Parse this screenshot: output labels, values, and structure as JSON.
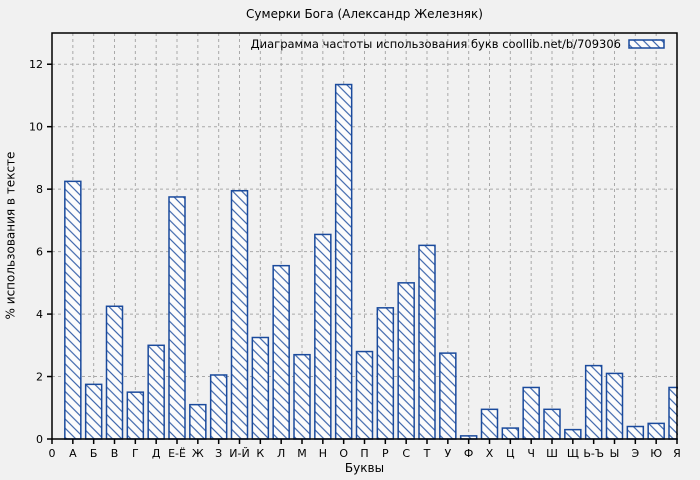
{
  "chart_data": {
    "type": "bar",
    "title": "Сумерки Бога (Александр Железняк)",
    "legend": {
      "label": "Диаграмма частоты использования букв coollib.net/b/709306",
      "position": "top-right-inside"
    },
    "xlabel": "Буквы",
    "ylabel": "% использования в тексте",
    "x_origin_label": "0",
    "categories": [
      "А",
      "Б",
      "В",
      "Г",
      "Д",
      "Е-Ё",
      "Ж",
      "З",
      "И-Й",
      "К",
      "Л",
      "М",
      "Н",
      "О",
      "П",
      "Р",
      "С",
      "Т",
      "У",
      "Ф",
      "Х",
      "Ц",
      "Ч",
      "Ш",
      "Щ",
      "Ь-Ъ",
      "Ы",
      "Э",
      "Ю",
      "Я"
    ],
    "values": [
      8.25,
      1.75,
      4.25,
      1.5,
      3.0,
      7.75,
      1.1,
      2.05,
      7.95,
      3.25,
      5.55,
      2.7,
      6.55,
      11.35,
      2.8,
      4.2,
      5.0,
      6.2,
      2.75,
      0.1,
      0.95,
      0.35,
      1.65,
      0.95,
      0.3,
      2.35,
      2.1,
      0.4,
      0.5,
      1.65
    ],
    "yticks": [
      0,
      2,
      4,
      6,
      8,
      10,
      12
    ],
    "ylim": [
      0,
      13
    ],
    "grid": true,
    "bar_style": "diagonal-hatch",
    "colors": {
      "bar": "#1a4a9c",
      "bar_fill": "#fcfcfc",
      "background": "#f1f1f1",
      "grid": "#a9a9a9",
      "axis": "#000000"
    }
  }
}
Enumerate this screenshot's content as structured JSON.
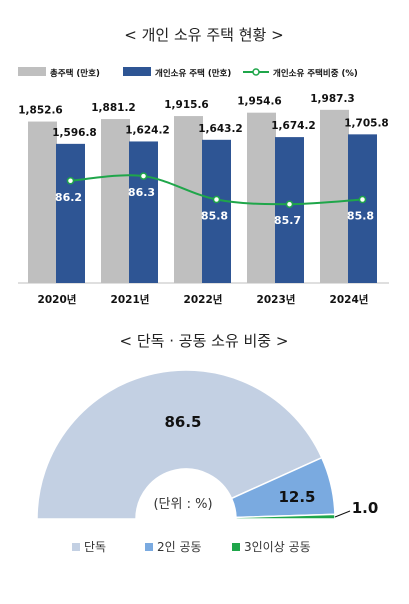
{
  "chart_data": [
    {
      "type": "bar+line",
      "title": "< 개인 소유 주택 현황 >",
      "categories": [
        "2020년",
        "2021년",
        "2022년",
        "2023년",
        "2024년"
      ],
      "series": [
        {
          "name": "총주택 (만호)",
          "kind": "bar",
          "color": "#bfbfbf",
          "values": [
            1852.6,
            1881.2,
            1915.6,
            1954.6,
            1987.3
          ],
          "labels": [
            "1,852.6",
            "1,881.2",
            "1,915.6",
            "1,954.6",
            "1,987.3"
          ]
        },
        {
          "name": "개인소유 주택 (만호)",
          "kind": "bar",
          "color": "#2e5594",
          "values": [
            1596.8,
            1624.2,
            1643.2,
            1674.2,
            1705.8
          ],
          "labels": [
            "1,596.8",
            "1,624.2",
            "1,643.2",
            "1,674.2",
            "1,705.8"
          ]
        },
        {
          "name": "개인소유 주택비중 (%)",
          "kind": "line",
          "color": "#1fa64a",
          "values": [
            86.2,
            86.3,
            85.8,
            85.7,
            85.8
          ],
          "labels": [
            "86.2",
            "86.3",
            "85.8",
            "85.7",
            "85.8"
          ]
        }
      ],
      "bar_ylim": [
        0,
        2100
      ],
      "line_ylim": [
        85.0,
        86.6
      ],
      "legend": "top"
    },
    {
      "type": "pie",
      "subtype": "half-donut",
      "title": "< 단독 · 공동 소유 비중 >",
      "center_label": "(단위 : %)",
      "slices": [
        {
          "name": "단독",
          "value": 86.5,
          "label": "86.5",
          "color": "#c3d0e3"
        },
        {
          "name": "2인 공동",
          "value": 12.5,
          "label": "12.5",
          "color": "#7aaae0"
        },
        {
          "name": "3인이상 공동",
          "value": 1.0,
          "label": "1.0",
          "color": "#1fa64a"
        }
      ],
      "legend": "bottom"
    }
  ]
}
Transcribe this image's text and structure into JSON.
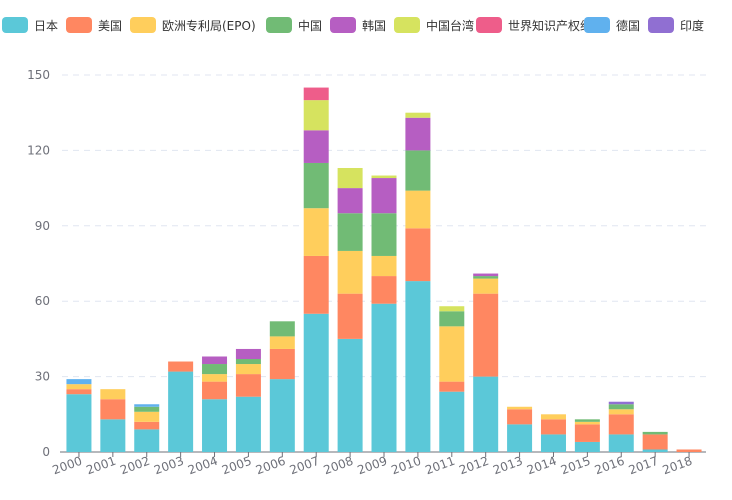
{
  "chart_data": {
    "type": "bar",
    "stacked": true,
    "categories": [
      "2000",
      "2001",
      "2002",
      "2003",
      "2004",
      "2005",
      "2006",
      "2007",
      "2008",
      "2009",
      "2010",
      "2011",
      "2012",
      "2013",
      "2014",
      "2015",
      "2016",
      "2017",
      "2018"
    ],
    "ylim": [
      0,
      150
    ],
    "yticks": [
      0,
      30,
      60,
      90,
      120,
      150
    ],
    "grid": true,
    "legend_position": "top",
    "series": [
      {
        "name": "日本",
        "color": "#5bc8d8",
        "values": [
          23,
          13,
          9,
          32,
          21,
          22,
          29,
          55,
          45,
          59,
          68,
          24,
          30,
          11,
          7,
          4,
          7,
          1,
          0
        ]
      },
      {
        "name": "美国",
        "color": "#ff8761",
        "values": [
          2,
          8,
          3,
          4,
          7,
          9,
          12,
          23,
          18,
          11,
          21,
          4,
          33,
          6,
          6,
          7,
          8,
          6,
          1
        ]
      },
      {
        "name": "欧洲专利局(EPO)",
        "color": "#ffce5c",
        "values": [
          2,
          4,
          4,
          0,
          3,
          4,
          5,
          19,
          17,
          8,
          15,
          22,
          6,
          1,
          2,
          1,
          2,
          0,
          0
        ]
      },
      {
        "name": "中国",
        "color": "#71bb75",
        "values": [
          0,
          0,
          2,
          0,
          4,
          2,
          6,
          18,
          15,
          17,
          16,
          6,
          1,
          0,
          0,
          1,
          2,
          1,
          0
        ]
      },
      {
        "name": "韩国",
        "color": "#b65ec2",
        "values": [
          0,
          0,
          0,
          0,
          3,
          4,
          0,
          13,
          10,
          14,
          13,
          0,
          1,
          0,
          0,
          0,
          0,
          0,
          0
        ]
      },
      {
        "name": "中国台湾",
        "color": "#d6e35f",
        "values": [
          0,
          0,
          0,
          0,
          0,
          0,
          0,
          12,
          8,
          1,
          2,
          2,
          0,
          0,
          0,
          0,
          0,
          0,
          0
        ]
      },
      {
        "name": "世界知识产权组织",
        "color": "#ee5d8a",
        "values": [
          0,
          0,
          0,
          0,
          0,
          0,
          0,
          5,
          0,
          0,
          0,
          0,
          0,
          0,
          0,
          0,
          0,
          0,
          0
        ]
      },
      {
        "name": "德国",
        "color": "#60b1ee",
        "values": [
          2,
          0,
          1,
          0,
          0,
          0,
          0,
          0,
          0,
          0,
          0,
          0,
          0,
          0,
          0,
          0,
          0,
          0,
          0
        ]
      },
      {
        "name": "印度",
        "color": "#906fd2",
        "values": [
          0,
          0,
          0,
          0,
          0,
          0,
          0,
          0,
          0,
          0,
          0,
          0,
          0,
          0,
          0,
          0,
          1,
          0,
          0
        ]
      }
    ]
  }
}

__Task goal__. Copy out each line in the listing that has the word "JSON".

__Written answer__.
Parse this screenshot: output labels, values, and structure as JSON.
Enumerate this screenshot's content as structured JSON.
Transcribe this image's text and structure into JSON.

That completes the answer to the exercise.